*Problem statement*. Select lines where the word "사용자와" appears.

*Material for this exercise*.

********************

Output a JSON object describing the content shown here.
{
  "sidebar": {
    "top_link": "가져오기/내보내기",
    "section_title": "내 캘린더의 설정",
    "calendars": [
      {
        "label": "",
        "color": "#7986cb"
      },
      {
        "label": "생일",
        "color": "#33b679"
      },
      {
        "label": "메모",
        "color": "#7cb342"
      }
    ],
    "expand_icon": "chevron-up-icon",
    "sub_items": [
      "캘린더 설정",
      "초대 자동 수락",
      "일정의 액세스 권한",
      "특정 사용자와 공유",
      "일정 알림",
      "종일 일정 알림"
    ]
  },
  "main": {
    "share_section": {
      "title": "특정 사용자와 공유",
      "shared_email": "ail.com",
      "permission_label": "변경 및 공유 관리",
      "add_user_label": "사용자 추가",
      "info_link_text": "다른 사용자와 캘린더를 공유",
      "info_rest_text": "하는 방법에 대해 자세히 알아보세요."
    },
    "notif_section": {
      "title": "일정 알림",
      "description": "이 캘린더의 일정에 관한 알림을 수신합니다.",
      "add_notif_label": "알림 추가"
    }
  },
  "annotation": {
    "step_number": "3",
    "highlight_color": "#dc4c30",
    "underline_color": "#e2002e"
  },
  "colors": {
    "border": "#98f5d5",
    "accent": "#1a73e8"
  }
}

********************

*Written response*.
      "특정 사용자와 공유",
      "title": "특정 사용자와 공유",
      "info_link_text": "다른 사용자와 캘린더를 공유",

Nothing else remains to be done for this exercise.